**PROBLEM DETAILS:** Select, from the material below, each line with "data" in it.

(Stored entries)
****
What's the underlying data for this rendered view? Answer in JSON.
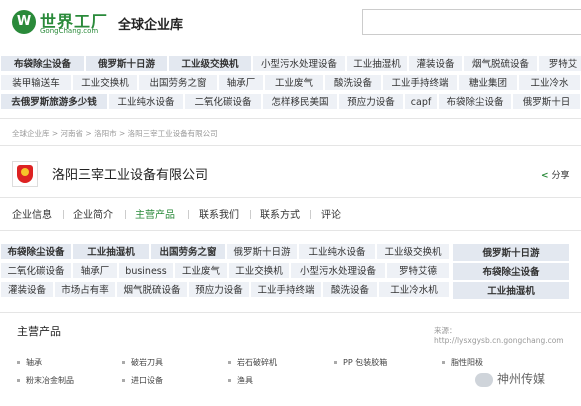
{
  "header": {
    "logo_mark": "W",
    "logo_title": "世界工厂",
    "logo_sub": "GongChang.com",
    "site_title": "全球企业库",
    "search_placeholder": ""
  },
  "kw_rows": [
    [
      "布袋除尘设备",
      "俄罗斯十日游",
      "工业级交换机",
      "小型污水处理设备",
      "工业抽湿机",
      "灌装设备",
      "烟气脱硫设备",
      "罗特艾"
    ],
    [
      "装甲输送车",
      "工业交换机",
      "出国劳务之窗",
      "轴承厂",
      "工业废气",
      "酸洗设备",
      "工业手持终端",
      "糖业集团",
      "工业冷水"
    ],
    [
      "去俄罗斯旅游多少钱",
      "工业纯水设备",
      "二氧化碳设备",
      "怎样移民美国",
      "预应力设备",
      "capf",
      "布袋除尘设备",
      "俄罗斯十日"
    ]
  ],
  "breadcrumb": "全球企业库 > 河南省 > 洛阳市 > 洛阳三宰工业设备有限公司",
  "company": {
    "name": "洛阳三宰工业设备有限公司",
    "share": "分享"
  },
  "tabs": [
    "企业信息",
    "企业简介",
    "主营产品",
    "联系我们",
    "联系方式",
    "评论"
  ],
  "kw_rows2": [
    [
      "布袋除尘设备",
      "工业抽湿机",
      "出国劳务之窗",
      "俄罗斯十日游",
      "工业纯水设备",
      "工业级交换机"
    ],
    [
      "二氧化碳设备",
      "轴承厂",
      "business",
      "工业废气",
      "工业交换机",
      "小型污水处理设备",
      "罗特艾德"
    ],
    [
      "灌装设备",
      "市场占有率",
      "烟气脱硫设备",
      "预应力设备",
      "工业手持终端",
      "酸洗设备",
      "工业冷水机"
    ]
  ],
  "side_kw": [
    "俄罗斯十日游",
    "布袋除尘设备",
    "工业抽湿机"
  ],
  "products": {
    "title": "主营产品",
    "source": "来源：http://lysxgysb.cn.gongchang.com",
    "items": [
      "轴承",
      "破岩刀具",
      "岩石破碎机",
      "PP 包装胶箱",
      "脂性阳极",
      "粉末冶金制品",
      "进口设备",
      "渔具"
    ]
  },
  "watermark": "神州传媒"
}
****
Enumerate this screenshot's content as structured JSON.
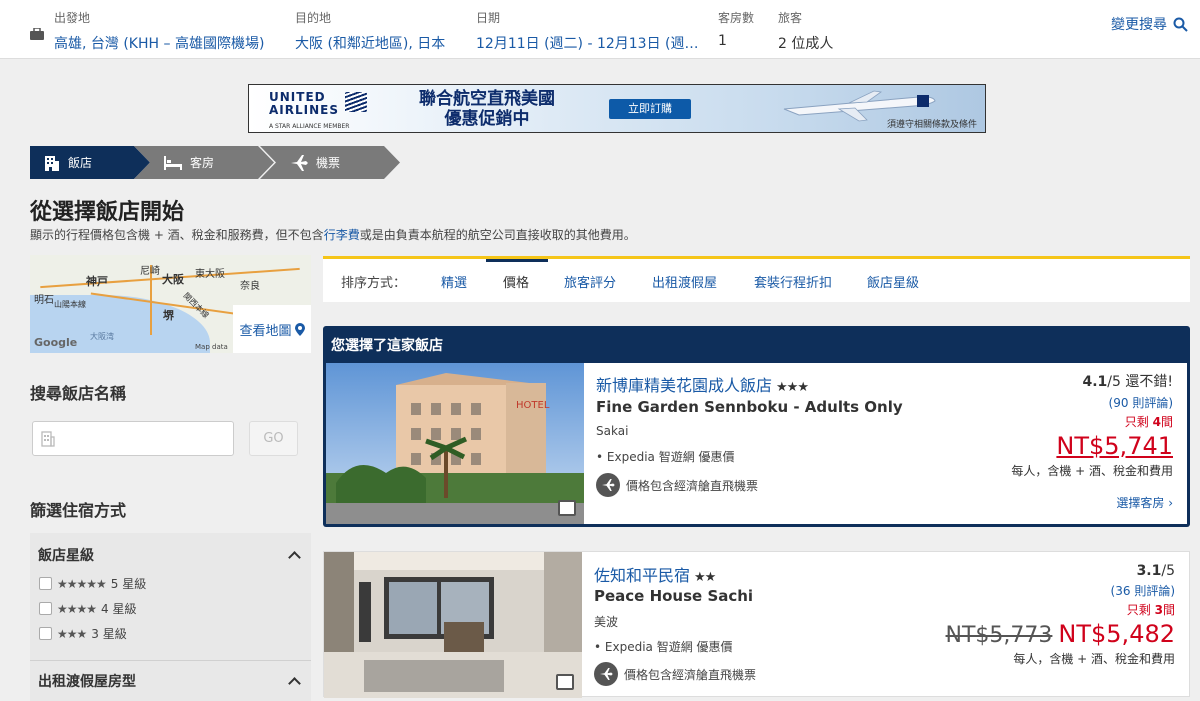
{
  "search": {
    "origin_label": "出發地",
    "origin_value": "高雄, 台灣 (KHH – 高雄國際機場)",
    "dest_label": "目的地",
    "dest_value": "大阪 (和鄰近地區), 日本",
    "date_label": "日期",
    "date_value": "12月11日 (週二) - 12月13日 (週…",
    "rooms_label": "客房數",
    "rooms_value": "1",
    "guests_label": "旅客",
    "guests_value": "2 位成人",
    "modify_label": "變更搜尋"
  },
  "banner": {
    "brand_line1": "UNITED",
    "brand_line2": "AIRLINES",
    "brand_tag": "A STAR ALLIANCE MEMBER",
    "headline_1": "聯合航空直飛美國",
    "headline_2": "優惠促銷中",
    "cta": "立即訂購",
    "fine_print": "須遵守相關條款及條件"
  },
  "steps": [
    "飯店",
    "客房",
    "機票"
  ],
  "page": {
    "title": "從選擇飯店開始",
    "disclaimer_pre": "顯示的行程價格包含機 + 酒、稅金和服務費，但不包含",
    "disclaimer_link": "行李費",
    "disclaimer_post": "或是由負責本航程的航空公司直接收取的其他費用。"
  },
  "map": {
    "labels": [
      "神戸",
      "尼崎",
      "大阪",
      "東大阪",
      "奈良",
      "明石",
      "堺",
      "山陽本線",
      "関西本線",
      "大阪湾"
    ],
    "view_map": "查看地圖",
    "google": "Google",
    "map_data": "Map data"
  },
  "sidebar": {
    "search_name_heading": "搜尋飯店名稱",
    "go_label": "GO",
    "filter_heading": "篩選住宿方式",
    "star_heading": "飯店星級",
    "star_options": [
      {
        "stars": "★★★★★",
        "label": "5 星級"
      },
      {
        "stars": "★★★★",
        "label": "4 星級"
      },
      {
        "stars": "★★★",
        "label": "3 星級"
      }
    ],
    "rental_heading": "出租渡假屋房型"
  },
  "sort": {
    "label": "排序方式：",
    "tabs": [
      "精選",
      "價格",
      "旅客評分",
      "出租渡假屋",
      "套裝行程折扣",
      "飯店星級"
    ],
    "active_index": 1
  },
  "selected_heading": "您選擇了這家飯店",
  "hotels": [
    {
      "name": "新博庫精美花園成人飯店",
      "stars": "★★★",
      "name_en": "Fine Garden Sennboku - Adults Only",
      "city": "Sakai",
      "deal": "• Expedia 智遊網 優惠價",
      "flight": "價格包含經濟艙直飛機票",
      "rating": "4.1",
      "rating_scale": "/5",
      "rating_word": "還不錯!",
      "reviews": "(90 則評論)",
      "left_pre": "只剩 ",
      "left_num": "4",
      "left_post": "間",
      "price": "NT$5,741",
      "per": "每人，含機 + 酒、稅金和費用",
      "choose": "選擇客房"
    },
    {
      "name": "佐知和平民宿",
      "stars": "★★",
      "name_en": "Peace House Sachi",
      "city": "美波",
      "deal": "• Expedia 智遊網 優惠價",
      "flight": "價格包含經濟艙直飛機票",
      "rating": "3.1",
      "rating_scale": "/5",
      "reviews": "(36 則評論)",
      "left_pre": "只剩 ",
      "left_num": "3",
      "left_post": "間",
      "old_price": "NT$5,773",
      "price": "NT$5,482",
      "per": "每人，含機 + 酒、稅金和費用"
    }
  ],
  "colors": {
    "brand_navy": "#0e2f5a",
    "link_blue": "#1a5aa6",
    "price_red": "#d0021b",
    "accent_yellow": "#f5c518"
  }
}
****
**SOLUTION:**
What's the underlying data for this rendered view? Answer in JSON.
    "map_data": "Map data"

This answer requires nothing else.